■ Directive
Show every line in the entries below where the word "BINANCE" appears.

** begin **

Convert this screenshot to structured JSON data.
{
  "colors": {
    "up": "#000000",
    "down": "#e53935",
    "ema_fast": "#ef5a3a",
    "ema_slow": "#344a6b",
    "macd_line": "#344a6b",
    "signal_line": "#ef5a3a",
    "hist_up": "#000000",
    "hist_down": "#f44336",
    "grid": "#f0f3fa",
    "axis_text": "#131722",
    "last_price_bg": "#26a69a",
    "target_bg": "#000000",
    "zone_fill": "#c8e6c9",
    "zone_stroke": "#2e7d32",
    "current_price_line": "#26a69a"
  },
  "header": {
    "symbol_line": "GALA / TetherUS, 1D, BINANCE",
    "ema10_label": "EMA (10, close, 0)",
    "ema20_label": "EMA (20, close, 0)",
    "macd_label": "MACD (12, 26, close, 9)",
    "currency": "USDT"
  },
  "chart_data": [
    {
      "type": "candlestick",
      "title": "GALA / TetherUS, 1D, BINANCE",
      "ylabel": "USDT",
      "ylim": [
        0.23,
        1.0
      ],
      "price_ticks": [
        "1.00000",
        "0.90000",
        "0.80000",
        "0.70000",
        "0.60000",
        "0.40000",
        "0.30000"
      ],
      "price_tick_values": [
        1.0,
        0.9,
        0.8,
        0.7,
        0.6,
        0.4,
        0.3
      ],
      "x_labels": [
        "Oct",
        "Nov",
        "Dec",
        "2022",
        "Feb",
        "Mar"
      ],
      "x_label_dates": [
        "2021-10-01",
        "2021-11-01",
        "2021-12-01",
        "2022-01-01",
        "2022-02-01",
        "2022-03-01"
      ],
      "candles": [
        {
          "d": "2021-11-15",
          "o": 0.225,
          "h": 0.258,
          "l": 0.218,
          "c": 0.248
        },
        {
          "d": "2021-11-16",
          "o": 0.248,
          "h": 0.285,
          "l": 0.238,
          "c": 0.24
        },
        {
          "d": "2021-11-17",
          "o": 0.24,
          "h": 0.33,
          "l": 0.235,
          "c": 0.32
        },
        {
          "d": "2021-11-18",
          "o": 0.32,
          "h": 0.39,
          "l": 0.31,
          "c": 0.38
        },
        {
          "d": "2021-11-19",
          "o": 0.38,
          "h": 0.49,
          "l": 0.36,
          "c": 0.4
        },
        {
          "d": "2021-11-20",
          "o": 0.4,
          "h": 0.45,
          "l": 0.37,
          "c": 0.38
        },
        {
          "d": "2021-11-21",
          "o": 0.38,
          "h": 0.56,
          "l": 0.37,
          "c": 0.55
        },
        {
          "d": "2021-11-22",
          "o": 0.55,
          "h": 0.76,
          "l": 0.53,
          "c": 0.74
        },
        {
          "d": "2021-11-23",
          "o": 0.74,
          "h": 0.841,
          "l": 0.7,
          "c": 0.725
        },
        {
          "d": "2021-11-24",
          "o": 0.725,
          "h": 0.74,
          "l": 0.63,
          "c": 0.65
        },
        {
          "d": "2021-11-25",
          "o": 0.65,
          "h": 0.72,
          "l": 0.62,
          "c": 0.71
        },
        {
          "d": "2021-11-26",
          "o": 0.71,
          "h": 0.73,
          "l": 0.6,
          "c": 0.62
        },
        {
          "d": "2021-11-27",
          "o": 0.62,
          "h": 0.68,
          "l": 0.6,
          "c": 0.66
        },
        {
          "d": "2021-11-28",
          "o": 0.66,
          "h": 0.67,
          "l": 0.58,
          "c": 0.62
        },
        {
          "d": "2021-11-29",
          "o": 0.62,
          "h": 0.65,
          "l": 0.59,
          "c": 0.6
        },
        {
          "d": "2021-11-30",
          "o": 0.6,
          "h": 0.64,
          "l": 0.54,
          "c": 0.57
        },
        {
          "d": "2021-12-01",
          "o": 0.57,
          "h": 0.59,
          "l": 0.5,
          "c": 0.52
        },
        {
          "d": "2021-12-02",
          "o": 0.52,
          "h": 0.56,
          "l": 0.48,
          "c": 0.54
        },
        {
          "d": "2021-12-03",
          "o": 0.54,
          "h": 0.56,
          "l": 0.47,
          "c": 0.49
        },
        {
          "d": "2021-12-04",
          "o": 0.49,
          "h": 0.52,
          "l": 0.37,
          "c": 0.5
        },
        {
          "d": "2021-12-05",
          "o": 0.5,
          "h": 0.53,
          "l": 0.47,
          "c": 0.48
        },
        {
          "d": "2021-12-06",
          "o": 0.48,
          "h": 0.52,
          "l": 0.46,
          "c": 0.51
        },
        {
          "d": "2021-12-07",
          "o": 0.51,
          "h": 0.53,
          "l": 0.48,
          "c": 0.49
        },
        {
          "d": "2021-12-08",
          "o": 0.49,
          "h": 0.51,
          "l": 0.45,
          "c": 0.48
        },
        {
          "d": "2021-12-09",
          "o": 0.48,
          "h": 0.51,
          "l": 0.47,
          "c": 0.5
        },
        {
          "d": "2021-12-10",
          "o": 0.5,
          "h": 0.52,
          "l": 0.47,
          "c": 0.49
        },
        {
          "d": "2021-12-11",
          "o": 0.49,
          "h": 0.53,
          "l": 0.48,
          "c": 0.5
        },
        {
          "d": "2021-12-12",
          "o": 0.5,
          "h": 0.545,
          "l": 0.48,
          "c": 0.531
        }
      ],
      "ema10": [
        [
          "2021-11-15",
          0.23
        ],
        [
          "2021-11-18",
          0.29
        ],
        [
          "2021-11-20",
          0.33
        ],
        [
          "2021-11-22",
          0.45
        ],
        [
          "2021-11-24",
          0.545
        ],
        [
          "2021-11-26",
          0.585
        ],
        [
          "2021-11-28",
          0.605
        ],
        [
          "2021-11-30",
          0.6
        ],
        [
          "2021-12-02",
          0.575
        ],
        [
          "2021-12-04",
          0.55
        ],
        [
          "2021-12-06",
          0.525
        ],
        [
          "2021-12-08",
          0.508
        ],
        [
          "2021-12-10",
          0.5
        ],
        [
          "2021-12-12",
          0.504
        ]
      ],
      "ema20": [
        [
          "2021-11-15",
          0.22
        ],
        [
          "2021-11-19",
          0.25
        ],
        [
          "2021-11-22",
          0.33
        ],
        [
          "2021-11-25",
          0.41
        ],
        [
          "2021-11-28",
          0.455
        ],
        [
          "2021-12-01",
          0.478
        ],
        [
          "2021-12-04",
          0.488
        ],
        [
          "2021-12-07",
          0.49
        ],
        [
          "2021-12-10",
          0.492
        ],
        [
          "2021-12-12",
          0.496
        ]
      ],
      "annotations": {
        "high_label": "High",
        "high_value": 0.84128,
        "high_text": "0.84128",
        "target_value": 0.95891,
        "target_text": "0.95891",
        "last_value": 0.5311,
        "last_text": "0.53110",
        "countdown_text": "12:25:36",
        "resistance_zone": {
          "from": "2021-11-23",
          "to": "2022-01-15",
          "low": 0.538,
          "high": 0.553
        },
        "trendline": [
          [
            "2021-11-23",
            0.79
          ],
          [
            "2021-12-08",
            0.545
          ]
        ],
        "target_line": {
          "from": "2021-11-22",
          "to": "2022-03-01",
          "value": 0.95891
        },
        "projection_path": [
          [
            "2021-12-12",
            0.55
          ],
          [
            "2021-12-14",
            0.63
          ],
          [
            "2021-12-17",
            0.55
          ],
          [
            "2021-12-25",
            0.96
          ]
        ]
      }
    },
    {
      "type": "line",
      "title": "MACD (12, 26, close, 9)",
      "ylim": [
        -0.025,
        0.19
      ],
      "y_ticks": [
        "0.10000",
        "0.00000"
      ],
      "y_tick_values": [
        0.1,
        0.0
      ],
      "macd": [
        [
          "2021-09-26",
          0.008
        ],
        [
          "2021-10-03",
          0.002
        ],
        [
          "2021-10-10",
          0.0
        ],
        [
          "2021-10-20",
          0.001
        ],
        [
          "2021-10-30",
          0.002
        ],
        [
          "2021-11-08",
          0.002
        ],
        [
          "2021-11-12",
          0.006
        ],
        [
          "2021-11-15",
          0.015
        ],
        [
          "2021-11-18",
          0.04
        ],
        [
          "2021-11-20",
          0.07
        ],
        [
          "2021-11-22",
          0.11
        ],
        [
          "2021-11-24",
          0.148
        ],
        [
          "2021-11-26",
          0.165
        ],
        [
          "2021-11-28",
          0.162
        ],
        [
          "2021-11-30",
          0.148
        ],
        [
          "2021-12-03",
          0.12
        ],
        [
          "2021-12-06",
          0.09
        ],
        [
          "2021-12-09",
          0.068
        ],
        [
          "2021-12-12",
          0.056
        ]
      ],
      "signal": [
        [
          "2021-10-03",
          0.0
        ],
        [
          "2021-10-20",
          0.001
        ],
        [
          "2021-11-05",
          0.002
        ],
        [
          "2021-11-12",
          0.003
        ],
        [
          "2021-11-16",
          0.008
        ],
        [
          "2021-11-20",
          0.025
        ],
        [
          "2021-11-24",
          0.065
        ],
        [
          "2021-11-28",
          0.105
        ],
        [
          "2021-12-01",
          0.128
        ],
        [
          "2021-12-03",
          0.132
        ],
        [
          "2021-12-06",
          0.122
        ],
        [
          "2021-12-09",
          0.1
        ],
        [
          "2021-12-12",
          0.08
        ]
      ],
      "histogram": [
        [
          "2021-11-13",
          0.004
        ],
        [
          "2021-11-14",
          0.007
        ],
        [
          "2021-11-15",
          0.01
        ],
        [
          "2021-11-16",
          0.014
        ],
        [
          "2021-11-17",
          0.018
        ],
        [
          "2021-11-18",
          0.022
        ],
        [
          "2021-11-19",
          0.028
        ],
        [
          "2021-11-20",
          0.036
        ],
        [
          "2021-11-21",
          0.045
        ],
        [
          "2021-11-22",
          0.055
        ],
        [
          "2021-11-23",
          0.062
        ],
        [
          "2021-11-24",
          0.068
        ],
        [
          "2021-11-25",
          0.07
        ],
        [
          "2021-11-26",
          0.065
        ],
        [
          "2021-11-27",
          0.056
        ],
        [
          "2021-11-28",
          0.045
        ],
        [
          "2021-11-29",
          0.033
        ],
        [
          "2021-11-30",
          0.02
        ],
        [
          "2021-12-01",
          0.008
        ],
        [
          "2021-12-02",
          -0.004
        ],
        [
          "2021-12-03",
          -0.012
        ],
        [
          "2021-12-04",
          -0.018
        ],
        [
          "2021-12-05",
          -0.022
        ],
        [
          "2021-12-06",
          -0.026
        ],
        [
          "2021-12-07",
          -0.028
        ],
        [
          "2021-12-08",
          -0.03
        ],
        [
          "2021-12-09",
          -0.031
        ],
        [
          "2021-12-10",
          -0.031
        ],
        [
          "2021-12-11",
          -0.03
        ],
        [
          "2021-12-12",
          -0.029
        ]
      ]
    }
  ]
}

** end **

■ Solution for this exercise
    "symbol_line": "GALA / TetherUS, 1D, BINANCE",
      "title": "GALA / TetherUS, 1D, BINANCE",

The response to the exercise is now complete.